Dataset items ::
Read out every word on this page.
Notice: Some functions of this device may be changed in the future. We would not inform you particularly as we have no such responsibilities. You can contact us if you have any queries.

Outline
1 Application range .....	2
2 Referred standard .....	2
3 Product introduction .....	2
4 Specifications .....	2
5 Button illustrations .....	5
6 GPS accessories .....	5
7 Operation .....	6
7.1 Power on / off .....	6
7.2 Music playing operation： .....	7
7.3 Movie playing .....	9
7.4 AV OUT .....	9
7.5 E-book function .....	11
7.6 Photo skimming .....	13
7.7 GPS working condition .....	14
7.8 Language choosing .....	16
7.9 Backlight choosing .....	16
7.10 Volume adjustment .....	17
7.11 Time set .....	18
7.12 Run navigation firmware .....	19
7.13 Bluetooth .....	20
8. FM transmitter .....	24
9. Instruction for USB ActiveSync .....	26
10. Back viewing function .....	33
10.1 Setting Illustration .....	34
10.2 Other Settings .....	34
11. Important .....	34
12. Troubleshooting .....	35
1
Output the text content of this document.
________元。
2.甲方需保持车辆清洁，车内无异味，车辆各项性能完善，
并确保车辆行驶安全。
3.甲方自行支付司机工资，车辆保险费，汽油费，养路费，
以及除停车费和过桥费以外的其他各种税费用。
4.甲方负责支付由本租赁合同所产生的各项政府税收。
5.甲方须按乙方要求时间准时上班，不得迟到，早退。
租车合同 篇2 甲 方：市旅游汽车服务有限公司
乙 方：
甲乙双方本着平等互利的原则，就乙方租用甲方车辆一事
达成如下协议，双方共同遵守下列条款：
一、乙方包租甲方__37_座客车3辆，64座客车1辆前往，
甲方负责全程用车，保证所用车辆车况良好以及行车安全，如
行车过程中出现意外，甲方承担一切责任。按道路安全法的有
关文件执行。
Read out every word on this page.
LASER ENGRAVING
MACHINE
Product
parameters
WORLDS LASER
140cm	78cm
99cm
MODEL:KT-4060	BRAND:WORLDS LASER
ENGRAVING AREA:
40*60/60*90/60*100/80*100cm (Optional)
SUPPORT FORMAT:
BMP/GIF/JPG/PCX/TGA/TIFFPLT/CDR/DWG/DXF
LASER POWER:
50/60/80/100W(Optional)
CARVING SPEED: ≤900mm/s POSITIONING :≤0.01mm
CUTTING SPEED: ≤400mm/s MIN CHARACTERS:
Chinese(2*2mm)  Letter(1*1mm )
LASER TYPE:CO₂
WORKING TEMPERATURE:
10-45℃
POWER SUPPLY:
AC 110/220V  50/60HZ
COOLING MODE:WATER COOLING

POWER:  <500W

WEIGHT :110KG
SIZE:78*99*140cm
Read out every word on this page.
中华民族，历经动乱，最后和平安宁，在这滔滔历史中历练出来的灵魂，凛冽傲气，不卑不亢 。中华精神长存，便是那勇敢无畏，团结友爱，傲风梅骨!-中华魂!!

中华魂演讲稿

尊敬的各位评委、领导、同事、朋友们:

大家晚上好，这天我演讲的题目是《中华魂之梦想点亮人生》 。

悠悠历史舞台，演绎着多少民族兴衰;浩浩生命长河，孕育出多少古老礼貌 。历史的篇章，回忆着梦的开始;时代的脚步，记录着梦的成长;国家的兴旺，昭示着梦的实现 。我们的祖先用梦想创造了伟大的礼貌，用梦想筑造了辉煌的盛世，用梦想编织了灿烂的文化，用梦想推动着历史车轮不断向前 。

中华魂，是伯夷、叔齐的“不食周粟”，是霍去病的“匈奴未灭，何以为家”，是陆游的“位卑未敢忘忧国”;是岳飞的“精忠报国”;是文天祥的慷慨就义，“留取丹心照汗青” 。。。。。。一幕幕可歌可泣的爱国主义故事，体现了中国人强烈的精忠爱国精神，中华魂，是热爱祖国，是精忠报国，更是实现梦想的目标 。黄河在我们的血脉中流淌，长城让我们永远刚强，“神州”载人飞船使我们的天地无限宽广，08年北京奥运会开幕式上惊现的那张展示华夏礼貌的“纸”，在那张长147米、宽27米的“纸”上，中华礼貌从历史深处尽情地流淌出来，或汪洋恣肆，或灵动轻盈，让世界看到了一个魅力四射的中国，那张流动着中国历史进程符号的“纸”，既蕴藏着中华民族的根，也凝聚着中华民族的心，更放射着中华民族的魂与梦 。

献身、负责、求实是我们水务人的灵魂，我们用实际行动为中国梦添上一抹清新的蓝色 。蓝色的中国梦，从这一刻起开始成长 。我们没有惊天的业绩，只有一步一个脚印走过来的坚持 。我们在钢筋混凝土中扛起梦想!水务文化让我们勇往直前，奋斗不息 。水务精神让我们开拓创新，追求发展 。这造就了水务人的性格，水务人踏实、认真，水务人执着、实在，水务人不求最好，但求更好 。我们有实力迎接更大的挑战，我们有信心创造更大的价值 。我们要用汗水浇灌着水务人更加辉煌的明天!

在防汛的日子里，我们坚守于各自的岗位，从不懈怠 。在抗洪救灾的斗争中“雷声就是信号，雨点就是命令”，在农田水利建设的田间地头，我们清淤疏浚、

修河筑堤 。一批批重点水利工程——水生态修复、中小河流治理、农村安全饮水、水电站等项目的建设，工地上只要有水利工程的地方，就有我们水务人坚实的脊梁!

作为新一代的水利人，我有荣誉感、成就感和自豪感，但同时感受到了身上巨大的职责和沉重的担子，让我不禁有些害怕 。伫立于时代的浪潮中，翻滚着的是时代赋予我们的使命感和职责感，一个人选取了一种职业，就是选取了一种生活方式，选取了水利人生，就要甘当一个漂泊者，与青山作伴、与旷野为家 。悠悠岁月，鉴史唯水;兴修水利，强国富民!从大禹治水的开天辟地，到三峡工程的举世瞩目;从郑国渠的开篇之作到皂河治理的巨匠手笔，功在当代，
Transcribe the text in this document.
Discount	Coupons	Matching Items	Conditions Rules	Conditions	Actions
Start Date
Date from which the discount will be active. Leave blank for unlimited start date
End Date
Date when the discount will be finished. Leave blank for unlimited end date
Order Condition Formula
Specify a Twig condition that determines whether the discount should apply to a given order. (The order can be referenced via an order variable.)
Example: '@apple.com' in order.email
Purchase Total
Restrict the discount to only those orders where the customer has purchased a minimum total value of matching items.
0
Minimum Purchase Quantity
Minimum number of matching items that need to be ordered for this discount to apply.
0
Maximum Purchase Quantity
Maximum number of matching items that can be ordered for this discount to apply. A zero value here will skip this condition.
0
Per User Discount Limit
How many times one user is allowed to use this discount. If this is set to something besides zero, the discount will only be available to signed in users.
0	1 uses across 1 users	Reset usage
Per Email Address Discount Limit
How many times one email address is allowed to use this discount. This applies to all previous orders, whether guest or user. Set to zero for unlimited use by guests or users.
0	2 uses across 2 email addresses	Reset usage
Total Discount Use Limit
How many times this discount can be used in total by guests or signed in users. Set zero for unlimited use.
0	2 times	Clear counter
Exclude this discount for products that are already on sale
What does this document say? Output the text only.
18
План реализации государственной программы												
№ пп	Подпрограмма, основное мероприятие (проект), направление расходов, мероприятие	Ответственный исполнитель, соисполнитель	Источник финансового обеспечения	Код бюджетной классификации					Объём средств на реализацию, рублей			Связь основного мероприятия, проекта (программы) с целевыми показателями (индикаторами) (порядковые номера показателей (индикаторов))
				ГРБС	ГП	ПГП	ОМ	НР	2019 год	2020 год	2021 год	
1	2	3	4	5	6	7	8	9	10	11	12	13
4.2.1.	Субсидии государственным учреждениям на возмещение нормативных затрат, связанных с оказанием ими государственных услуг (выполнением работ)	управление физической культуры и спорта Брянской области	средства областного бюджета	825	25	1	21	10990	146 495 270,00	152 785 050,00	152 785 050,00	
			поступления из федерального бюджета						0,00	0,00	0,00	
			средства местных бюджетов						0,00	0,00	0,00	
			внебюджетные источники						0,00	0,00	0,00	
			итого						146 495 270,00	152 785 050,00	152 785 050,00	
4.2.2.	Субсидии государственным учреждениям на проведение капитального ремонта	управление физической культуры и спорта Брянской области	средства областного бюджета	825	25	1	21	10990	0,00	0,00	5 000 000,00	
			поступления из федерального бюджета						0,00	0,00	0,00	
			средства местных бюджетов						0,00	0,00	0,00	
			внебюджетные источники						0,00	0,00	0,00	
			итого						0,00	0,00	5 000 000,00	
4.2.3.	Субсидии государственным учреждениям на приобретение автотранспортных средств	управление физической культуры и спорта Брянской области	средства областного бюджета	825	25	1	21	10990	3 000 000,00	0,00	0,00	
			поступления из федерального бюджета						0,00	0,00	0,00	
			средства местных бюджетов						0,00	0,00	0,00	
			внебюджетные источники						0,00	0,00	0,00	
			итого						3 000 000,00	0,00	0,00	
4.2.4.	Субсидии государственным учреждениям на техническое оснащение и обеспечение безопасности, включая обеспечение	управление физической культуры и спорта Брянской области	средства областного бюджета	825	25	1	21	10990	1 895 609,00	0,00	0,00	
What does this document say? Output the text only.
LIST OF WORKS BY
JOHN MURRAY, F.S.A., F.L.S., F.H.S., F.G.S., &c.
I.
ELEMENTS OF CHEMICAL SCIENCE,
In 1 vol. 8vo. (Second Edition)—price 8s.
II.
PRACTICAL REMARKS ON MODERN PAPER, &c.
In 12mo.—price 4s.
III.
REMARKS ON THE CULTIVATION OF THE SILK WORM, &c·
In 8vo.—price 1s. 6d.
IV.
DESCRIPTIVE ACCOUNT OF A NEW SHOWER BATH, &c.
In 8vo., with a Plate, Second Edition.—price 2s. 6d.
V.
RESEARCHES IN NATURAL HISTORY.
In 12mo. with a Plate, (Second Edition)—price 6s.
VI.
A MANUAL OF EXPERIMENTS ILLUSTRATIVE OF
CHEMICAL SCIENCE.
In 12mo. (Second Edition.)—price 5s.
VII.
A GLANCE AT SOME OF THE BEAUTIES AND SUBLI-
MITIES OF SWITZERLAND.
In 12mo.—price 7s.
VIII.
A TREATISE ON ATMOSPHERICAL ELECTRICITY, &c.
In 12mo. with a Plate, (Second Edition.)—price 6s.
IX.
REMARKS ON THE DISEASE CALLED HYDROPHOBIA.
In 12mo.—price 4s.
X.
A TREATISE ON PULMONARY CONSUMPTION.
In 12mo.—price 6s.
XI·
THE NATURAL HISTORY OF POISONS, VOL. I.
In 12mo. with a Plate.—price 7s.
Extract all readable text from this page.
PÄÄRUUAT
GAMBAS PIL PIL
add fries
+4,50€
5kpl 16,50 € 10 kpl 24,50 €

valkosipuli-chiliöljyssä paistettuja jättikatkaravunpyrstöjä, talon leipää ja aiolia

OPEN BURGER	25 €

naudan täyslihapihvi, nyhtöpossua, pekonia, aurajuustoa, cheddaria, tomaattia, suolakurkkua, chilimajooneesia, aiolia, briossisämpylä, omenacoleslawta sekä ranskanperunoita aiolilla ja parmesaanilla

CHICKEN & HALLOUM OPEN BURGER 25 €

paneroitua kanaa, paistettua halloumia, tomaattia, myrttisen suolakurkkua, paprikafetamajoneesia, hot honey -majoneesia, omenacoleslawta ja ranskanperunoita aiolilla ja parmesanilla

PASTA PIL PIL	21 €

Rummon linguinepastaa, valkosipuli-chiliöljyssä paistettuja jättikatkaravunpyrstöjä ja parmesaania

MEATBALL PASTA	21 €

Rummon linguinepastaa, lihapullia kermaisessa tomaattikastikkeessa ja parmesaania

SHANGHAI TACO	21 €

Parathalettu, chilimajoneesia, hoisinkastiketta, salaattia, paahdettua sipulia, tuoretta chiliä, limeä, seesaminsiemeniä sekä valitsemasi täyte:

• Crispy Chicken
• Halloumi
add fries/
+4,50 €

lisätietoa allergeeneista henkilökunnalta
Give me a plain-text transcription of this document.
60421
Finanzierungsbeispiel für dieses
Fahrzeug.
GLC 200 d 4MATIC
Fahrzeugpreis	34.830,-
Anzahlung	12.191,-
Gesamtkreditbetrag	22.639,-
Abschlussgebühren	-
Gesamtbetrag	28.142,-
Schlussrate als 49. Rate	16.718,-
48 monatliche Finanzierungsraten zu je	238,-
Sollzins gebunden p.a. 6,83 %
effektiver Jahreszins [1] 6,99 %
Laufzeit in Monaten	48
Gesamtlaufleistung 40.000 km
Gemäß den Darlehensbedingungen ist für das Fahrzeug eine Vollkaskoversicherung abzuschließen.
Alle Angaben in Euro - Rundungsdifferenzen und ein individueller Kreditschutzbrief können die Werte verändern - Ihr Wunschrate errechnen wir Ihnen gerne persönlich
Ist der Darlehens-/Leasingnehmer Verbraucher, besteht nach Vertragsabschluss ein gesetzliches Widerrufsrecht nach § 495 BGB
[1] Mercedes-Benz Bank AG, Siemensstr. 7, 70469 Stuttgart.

What needs to be done :: Reproduce each line of the material containing the word "with".

Problem solution ::
In 8vo., with a Plate, Second Edition.—price 2s. 6d.
In 12mo. with a Plate, (Second Edition)—price 6s.
In 12mo. with a Plate, (Second Edition.)—price 6s.
In 12mo. with a Plate.—price 7s.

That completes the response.